Stored data:
[Begin]

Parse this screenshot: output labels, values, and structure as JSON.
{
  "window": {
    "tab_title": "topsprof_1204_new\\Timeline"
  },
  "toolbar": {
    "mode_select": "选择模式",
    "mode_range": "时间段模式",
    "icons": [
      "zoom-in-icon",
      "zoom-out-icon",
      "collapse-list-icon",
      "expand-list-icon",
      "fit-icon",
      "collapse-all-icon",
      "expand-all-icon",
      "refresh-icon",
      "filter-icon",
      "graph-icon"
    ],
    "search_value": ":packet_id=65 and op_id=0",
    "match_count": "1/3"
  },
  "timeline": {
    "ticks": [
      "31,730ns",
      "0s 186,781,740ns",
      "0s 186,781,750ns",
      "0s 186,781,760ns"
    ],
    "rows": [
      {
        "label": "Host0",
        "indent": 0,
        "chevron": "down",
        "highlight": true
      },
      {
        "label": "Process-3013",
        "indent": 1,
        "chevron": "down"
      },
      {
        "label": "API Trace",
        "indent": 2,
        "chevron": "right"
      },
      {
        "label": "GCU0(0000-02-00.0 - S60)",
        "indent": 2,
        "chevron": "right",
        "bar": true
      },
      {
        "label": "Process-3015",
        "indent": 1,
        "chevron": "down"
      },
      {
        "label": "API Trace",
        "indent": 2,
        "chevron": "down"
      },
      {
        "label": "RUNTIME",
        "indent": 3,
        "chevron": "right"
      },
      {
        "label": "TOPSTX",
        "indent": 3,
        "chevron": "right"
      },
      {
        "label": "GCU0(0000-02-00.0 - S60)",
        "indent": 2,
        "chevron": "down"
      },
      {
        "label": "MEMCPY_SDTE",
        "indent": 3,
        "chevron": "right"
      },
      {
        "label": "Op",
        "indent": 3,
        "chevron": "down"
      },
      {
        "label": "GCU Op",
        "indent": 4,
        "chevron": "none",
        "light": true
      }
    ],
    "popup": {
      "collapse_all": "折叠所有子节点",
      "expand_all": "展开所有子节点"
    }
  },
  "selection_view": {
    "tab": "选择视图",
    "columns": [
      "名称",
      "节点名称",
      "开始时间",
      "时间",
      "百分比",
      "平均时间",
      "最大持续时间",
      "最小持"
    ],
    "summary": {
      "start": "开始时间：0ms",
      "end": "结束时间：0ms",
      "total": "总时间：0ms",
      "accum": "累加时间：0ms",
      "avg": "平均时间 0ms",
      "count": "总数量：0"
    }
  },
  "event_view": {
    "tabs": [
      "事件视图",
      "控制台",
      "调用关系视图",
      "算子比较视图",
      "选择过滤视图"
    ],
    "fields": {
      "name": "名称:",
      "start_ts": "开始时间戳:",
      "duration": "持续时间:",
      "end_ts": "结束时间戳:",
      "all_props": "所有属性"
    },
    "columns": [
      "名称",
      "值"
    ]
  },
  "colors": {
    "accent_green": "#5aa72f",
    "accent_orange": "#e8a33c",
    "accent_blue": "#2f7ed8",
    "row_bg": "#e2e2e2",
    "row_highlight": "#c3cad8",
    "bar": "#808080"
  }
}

[End]

Return the listing above in full, character for character.

Parse this screenshot: output labels, values, and structure as JSON.
{
  "window": {
    "tab_title": "topsprof_1204_new\\Timeline"
  },
  "toolbar": {
    "mode_select": "选择模式",
    "mode_range": "时间段模式",
    "icons": [
      "zoom-in-icon",
      "zoom-out-icon",
      "collapse-list-icon",
      "expand-list-icon",
      "fit-icon",
      "collapse-all-icon",
      "expand-all-icon",
      "refresh-icon",
      "filter-icon",
      "graph-icon"
    ],
    "search_value": ":packet_id=65 and op_id=0",
    "match_count": "1/3"
  },
  "timeline": {
    "ticks": [
      "31,730ns",
      "0s 186,781,740ns",
      "0s 186,781,750ns",
      "0s 186,781,760ns"
    ],
    "rows": [
      {
        "label": "Host0",
        "indent": 0,
        "chevron": "down",
        "highlight": true
      },
      {
        "label": "Process-3013",
        "indent": 1,
        "chevron": "down"
      },
      {
        "label": "API Trace",
        "indent": 2,
        "chevron": "right"
      },
      {
        "label": "GCU0(0000-02-00.0 - S60)",
        "indent": 2,
        "chevron": "right",
        "bar": true
      },
      {
        "label": "Process-3015",
        "indent": 1,
        "chevron": "down"
      },
      {
        "label": "API Trace",
        "indent": 2,
        "chevron": "down"
      },
      {
        "label": "RUNTIME",
        "indent": 3,
        "chevron": "right"
      },
      {
        "label": "TOPSTX",
        "indent": 3,
        "chevron": "right"
      },
      {
        "label": "GCU0(0000-02-00.0 - S60)",
        "indent": 2,
        "chevron": "down"
      },
      {
        "label": "MEMCPY_SDTE",
        "indent": 3,
        "chevron": "right"
      },
      {
        "label": "Op",
        "indent": 3,
        "chevron": "down"
      },
      {
        "label": "GCU Op",
        "indent": 4,
        "chevron": "none",
        "light": true
      }
    ],
    "popup": {
      "collapse_all": "折叠所有子节点",
      "expand_all": "展开所有子节点"
    }
  },
  "selection_view": {
    "tab": "选择视图",
    "columns": [
      "名称",
      "节点名称",
      "开始时间",
      "时间",
      "百分比",
      "平均时间",
      "最大持续时间",
      "最小持"
    ],
    "summary": {
      "start": "开始时间：0ms",
      "end": "结束时间：0ms",
      "total": "总时间：0ms",
      "accum": "累加时间：0ms",
      "avg": "平均时间 0ms",
      "count": "总数量：0"
    }
  },
  "event_view": {
    "tabs": [
      "事件视图",
      "控制台",
      "调用关系视图",
      "算子比较视图",
      "选择过滤视图"
    ],
    "fields": {
      "name": "名称:",
      "start_ts": "开始时间戳:",
      "duration": "持续时间:",
      "end_ts": "结束时间戳:",
      "all_props": "所有属性"
    },
    "columns": [
      "名称",
      "值"
    ]
  },
  "colors": {
    "accent_green": "#5aa72f",
    "accent_orange": "#e8a33c",
    "accent_blue": "#2f7ed8",
    "row_bg": "#e2e2e2",
    "row_highlight": "#c3cad8",
    "bar": "#808080"
  }
}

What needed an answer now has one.